* [What you should do]: Print all entries precisely as they are written.

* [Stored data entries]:
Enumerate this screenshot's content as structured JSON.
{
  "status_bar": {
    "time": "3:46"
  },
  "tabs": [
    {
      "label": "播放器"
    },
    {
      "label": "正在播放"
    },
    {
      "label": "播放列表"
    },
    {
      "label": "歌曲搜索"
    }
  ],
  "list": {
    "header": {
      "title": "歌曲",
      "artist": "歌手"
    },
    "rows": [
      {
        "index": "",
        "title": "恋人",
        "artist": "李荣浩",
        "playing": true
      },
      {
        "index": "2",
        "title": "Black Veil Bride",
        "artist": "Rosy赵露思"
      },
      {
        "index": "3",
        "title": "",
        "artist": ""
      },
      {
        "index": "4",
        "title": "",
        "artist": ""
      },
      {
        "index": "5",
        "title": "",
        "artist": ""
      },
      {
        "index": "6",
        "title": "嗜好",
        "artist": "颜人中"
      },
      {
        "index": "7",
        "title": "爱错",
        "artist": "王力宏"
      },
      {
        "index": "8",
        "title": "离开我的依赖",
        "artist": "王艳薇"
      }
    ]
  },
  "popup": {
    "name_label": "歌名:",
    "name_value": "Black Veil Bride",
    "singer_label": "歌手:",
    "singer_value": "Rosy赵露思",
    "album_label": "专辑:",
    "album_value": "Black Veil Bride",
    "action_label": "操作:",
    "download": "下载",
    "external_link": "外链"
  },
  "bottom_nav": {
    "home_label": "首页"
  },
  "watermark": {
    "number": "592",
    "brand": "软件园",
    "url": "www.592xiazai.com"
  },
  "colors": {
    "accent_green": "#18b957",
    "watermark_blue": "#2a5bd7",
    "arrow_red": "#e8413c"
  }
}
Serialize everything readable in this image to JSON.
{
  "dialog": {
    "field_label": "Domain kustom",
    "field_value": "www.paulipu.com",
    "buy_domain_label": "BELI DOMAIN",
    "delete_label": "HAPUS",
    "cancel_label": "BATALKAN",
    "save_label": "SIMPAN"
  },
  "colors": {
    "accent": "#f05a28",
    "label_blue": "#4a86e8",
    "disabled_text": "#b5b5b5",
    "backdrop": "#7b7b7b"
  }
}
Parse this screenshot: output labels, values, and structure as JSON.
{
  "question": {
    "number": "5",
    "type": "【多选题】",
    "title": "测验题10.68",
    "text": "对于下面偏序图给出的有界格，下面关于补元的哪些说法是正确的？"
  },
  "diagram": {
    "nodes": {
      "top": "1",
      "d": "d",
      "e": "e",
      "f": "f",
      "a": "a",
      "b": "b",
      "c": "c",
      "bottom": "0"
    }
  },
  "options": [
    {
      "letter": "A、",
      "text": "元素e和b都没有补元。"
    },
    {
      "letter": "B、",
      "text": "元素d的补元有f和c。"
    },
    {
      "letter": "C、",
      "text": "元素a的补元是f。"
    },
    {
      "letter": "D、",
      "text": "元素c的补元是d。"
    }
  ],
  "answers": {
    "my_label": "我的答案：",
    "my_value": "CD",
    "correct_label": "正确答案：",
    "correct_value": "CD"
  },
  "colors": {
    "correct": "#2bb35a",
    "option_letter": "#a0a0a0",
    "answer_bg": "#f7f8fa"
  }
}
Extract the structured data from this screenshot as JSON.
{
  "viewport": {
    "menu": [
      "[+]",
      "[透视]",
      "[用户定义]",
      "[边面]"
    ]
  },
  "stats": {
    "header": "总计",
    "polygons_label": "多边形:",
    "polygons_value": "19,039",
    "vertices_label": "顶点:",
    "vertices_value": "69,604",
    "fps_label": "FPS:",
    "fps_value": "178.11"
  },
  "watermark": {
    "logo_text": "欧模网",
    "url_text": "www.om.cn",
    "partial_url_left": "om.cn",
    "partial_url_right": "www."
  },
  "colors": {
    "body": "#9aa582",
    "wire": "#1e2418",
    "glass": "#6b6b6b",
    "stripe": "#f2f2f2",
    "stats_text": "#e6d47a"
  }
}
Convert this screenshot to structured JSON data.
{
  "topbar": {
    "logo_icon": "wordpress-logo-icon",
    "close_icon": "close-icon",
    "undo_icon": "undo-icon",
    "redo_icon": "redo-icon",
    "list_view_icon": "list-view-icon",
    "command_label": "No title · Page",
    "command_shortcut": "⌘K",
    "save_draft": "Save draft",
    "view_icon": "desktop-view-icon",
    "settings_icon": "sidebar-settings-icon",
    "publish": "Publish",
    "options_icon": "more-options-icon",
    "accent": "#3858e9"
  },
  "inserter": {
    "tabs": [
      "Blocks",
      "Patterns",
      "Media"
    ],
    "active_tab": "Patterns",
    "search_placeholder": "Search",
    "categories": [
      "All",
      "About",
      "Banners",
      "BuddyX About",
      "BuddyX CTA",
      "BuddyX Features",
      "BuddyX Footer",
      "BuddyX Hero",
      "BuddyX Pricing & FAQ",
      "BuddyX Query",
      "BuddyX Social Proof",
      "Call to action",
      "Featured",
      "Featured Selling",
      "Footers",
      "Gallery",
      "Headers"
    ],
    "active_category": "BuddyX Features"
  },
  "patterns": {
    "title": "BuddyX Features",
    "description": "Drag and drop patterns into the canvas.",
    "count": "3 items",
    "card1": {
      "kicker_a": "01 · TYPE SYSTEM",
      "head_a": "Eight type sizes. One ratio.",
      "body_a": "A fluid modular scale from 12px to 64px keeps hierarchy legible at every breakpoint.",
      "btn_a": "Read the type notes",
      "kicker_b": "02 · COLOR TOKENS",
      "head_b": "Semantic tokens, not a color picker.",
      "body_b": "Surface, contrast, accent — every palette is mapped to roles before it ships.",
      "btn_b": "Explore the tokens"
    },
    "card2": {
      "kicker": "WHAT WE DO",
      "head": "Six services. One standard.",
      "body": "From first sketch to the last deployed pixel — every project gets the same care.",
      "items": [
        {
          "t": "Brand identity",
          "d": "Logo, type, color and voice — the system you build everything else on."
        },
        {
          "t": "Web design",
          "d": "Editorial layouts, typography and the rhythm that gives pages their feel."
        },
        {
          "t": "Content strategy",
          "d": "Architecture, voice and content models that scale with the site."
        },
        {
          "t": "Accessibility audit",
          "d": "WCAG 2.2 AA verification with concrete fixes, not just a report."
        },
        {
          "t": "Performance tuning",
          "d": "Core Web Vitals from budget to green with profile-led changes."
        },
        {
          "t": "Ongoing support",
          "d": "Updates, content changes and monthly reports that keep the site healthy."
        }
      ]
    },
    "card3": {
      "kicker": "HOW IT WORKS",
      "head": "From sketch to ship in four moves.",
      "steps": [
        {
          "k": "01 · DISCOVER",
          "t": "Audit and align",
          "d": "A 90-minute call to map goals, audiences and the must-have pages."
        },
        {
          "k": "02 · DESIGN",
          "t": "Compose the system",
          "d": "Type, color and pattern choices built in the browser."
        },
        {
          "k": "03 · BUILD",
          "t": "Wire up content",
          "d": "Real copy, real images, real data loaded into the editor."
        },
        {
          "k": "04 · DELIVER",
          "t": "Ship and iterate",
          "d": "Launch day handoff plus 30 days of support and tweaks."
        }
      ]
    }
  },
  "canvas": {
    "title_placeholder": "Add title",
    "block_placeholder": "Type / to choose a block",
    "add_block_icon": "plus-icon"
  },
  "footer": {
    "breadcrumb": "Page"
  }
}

* [The output]:
Enumerate this screenshot's content as structured JSON.
{
  "status_bar": {
    "time": "3:46"
  },
  "tabs": [
    {
      "label": "播放器"
    },
    {
      "label": "正在播放"
    },
    {
      "label": "播放列表"
    },
    {
      "label": "歌曲搜索"
    }
  ],
  "list": {
    "header": {
      "title": "歌曲",
      "artist": "歌手"
    },
    "rows": [
      {
        "index": "",
        "title": "恋人",
        "artist": "李荣浩",
        "playing": true
      },
      {
        "index": "2",
        "title": "Black Veil Bride",
        "artist": "Rosy赵露思"
      },
      {
        "index": "3",
        "title": "",
        "artist": ""
      },
      {
        "index": "4",
        "title": "",
        "artist": ""
      },
      {
        "index": "5",
        "title": "",
        "artist": ""
      },
      {
        "index": "6",
        "title": "嗜好",
        "artist": "颜人中"
      },
      {
        "index": "7",
        "title": "爱错",
        "artist": "王力宏"
      },
      {
        "index": "8",
        "title": "离开我的依赖",
        "artist": "王艳薇"
      }
    ]
  },
  "popup": {
    "name_label": "歌名:",
    "name_value": "Black Veil Bride",
    "singer_label": "歌手:",
    "singer_value": "Rosy赵露思",
    "album_label": "专辑:",
    "album_value": "Black Veil Bride",
    "action_label": "操作:",
    "download": "下载",
    "external_link": "外链"
  },
  "bottom_nav": {
    "home_label": "首页"
  },
  "watermark": {
    "number": "592",
    "brand": "软件园",
    "url": "www.592xiazai.com"
  },
  "colors": {
    "accent_green": "#18b957",
    "watermark_blue": "#2a5bd7",
    "arrow_red": "#e8413c"
  }
}
Serialize everything readable in this image to JSON.
{
  "dialog": {
    "field_label": "Domain kustom",
    "field_value": "www.paulipu.com",
    "buy_domain_label": "BELI DOMAIN",
    "delete_label": "HAPUS",
    "cancel_label": "BATALKAN",
    "save_label": "SIMPAN"
  },
  "colors": {
    "accent": "#f05a28",
    "label_blue": "#4a86e8",
    "disabled_text": "#b5b5b5",
    "backdrop": "#7b7b7b"
  }
}
Parse this screenshot: output labels, values, and structure as JSON.
{
  "question": {
    "number": "5",
    "type": "【多选题】",
    "title": "测验题10.68",
    "text": "对于下面偏序图给出的有界格，下面关于补元的哪些说法是正确的？"
  },
  "diagram": {
    "nodes": {
      "top": "1",
      "d": "d",
      "e": "e",
      "f": "f",
      "a": "a",
      "b": "b",
      "c": "c",
      "bottom": "0"
    }
  },
  "options": [
    {
      "letter": "A、",
      "text": "元素e和b都没有补元。"
    },
    {
      "letter": "B、",
      "text": "元素d的补元有f和c。"
    },
    {
      "letter": "C、",
      "text": "元素a的补元是f。"
    },
    {
      "letter": "D、",
      "text": "元素c的补元是d。"
    }
  ],
  "answers": {
    "my_label": "我的答案：",
    "my_value": "CD",
    "correct_label": "正确答案：",
    "correct_value": "CD"
  },
  "colors": {
    "correct": "#2bb35a",
    "option_letter": "#a0a0a0",
    "answer_bg": "#f7f8fa"
  }
}
Extract the structured data from this screenshot as JSON.
{
  "viewport": {
    "menu": [
      "[+]",
      "[透视]",
      "[用户定义]",
      "[边面]"
    ]
  },
  "stats": {
    "header": "总计",
    "polygons_label": "多边形:",
    "polygons_value": "19,039",
    "vertices_label": "顶点:",
    "vertices_value": "69,604",
    "fps_label": "FPS:",
    "fps_value": "178.11"
  },
  "watermark": {
    "logo_text": "欧模网",
    "url_text": "www.om.cn",
    "partial_url_left": "om.cn",
    "partial_url_right": "www."
  },
  "colors": {
    "body": "#9aa582",
    "wire": "#1e2418",
    "glass": "#6b6b6b",
    "stripe": "#f2f2f2",
    "stats_text": "#e6d47a"
  }
}
Convert this screenshot to structured JSON data.
{
  "topbar": {
    "logo_icon": "wordpress-logo-icon",
    "close_icon": "close-icon",
    "undo_icon": "undo-icon",
    "redo_icon": "redo-icon",
    "list_view_icon": "list-view-icon",
    "command_label": "No title · Page",
    "command_shortcut": "⌘K",
    "save_draft": "Save draft",
    "view_icon": "desktop-view-icon",
    "settings_icon": "sidebar-settings-icon",
    "publish": "Publish",
    "options_icon": "more-options-icon",
    "accent": "#3858e9"
  },
  "inserter": {
    "tabs": [
      "Blocks",
      "Patterns",
      "Media"
    ],
    "active_tab": "Patterns",
    "search_placeholder": "Search",
    "categories": [
      "All",
      "About",
      "Banners",
      "BuddyX About",
      "BuddyX CTA",
      "BuddyX Features",
      "BuddyX Footer",
      "BuddyX Hero",
      "BuddyX Pricing & FAQ",
      "BuddyX Query",
      "BuddyX Social Proof",
      "Call to action",
      "Featured",
      "Featured Selling",
      "Footers",
      "Gallery",
      "Headers"
    ],
    "active_category": "BuddyX Features"
  },
  "patterns": {
    "title": "BuddyX Features",
    "description": "Drag and drop patterns into the canvas.",
    "count": "3 items",
    "card1": {
      "kicker_a": "01 · TYPE SYSTEM",
      "head_a": "Eight type sizes. One ratio.",
      "body_a": "A fluid modular scale from 12px to 64px keeps hierarchy legible at every breakpoint.",
      "btn_a": "Read the type notes",
      "kicker_b": "02 · COLOR TOKENS",
      "head_b": "Semantic tokens, not a color picker.",
      "body_b": "Surface, contrast, accent — every palette is mapped to roles before it ships.",
      "btn_b": "Explore the tokens"
    },
    "card2": {
      "kicker": "WHAT WE DO",
      "head": "Six services. One standard.",
      "body": "From first sketch to the last deployed pixel — every project gets the same care.",
      "items": [
        {
          "t": "Brand identity",
          "d": "Logo, type, color and voice — the system you build everything else on."
        },
        {
          "t": "Web design",
          "d": "Editorial layouts, typography and the rhythm that gives pages their feel."
        },
        {
          "t": "Content strategy",
          "d": "Architecture, voice and content models that scale with the site."
        },
        {
          "t": "Accessibility audit",
          "d": "WCAG 2.2 AA verification with concrete fixes, not just a report."
        },
        {
          "t": "Performance tuning",
          "d": "Core Web Vitals from budget to green with profile-led changes."
        },
        {
          "t": "Ongoing support",
          "d": "Updates, content changes and monthly reports that keep the site healthy."
        }
      ]
    },
    "card3": {
      "kicker": "HOW IT WORKS",
      "head": "From sketch to ship in four moves.",
      "steps": [
        {
          "k": "01 · DISCOVER",
          "t": "Audit and align",
          "d": "A 90-minute call to map goals, audiences and the must-have pages."
        },
        {
          "k": "02 · DESIGN",
          "t": "Compose the system",
          "d": "Type, color and pattern choices built in the browser."
        },
        {
          "k": "03 · BUILD",
          "t": "Wire up content",
          "d": "Real copy, real images, real data loaded into the editor."
        },
        {
          "k": "04 · DELIVER",
          "t": "Ship and iterate",
          "d": "Launch day handoff plus 30 days of support and tweaks."
        }
      ]
    }
  },
  "canvas": {
    "title_placeholder": "Add title",
    "block_placeholder": "Type / to choose a block",
    "add_block_icon": "plus-icon"
  },
  "footer": {
    "breadcrumb": "Page"
  }
}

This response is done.